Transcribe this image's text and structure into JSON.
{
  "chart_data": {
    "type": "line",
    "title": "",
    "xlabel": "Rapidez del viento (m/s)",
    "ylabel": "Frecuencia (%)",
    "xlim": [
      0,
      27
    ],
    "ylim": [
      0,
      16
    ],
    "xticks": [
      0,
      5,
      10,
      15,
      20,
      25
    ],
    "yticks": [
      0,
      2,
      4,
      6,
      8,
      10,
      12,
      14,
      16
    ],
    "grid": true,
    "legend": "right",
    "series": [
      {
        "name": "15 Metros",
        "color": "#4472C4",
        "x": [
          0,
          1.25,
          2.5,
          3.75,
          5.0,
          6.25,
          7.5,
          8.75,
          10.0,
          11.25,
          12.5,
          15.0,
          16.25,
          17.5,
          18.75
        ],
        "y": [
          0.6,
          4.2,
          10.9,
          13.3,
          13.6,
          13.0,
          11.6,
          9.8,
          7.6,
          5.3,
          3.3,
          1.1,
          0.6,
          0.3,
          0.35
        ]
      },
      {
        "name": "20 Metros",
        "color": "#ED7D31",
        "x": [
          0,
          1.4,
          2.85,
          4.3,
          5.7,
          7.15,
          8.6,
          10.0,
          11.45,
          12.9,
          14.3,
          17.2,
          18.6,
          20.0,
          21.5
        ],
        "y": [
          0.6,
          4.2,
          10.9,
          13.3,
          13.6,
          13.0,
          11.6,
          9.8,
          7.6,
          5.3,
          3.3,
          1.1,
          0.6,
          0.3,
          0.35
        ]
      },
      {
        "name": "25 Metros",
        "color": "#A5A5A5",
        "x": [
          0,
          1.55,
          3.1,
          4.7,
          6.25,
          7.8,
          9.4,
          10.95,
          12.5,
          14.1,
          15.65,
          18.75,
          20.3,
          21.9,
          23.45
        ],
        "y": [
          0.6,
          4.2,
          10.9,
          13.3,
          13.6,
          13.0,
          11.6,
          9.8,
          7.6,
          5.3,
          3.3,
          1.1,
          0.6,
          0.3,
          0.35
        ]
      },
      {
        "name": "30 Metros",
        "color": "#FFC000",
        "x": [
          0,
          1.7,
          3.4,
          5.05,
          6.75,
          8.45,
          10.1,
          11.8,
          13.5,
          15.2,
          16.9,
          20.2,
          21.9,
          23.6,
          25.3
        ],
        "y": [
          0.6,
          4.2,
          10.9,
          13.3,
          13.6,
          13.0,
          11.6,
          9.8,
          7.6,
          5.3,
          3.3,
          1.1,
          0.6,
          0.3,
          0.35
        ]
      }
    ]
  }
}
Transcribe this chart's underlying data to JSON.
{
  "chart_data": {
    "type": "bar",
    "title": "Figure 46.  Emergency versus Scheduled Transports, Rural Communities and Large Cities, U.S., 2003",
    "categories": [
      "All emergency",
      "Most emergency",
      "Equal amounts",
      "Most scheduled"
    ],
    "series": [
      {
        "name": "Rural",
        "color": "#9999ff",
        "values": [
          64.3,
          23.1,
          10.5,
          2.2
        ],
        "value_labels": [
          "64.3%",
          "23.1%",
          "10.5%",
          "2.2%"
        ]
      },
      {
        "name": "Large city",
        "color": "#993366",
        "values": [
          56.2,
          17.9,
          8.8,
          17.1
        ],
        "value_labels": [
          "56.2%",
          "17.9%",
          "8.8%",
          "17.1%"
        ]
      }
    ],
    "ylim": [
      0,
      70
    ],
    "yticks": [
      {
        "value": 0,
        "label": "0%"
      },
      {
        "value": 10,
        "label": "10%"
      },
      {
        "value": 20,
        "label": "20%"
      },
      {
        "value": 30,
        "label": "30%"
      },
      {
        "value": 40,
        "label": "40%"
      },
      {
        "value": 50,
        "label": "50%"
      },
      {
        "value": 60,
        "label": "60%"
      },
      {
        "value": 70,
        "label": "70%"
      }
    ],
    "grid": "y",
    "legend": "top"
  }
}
··········
▶ TASK REQUIREMENTS:
Quote only the lines from the one containing "Transcribe this chart's" through the final line of the records, with both ends included.

▶ FULL OUTPUT:
Transcribe this chart's underlying data to JSON.
{
  "chart_data": {
    "type": "bar",
    "title": "Figure 46.  Emergency versus Scheduled Transports, Rural Communities and Large Cities, U.S., 2003",
    "categories": [
      "All emergency",
      "Most emergency",
      "Equal amounts",
      "Most scheduled"
    ],
    "series": [
      {
        "name": "Rural",
        "color": "#9999ff",
        "values": [
          64.3,
          23.1,
          10.5,
          2.2
        ],
        "value_labels": [
          "64.3%",
          "23.1%",
          "10.5%",
          "2.2%"
        ]
      },
      {
        "name": "Large city",
        "color": "#993366",
        "values": [
          56.2,
          17.9,
          8.8,
          17.1
        ],
        "value_labels": [
          "56.2%",
          "17.9%",
          "8.8%",
          "17.1%"
        ]
      }
    ],
    "ylim": [
      0,
      70
    ],
    "yticks": [
      {
        "value": 0,
        "label": "0%"
      },
      {
        "value": 10,
        "label": "10%"
      },
      {
        "value": 20,
        "label": "20%"
      },
      {
        "value": 30,
        "label": "30%"
      },
      {
        "value": 40,
        "label": "40%"
      },
      {
        "value": 50,
        "label": "50%"
      },
      {
        "value": 60,
        "label": "60%"
      },
      {
        "value": 70,
        "label": "70%"
      }
    ],
    "grid": "y",
    "legend": "top"
  }
}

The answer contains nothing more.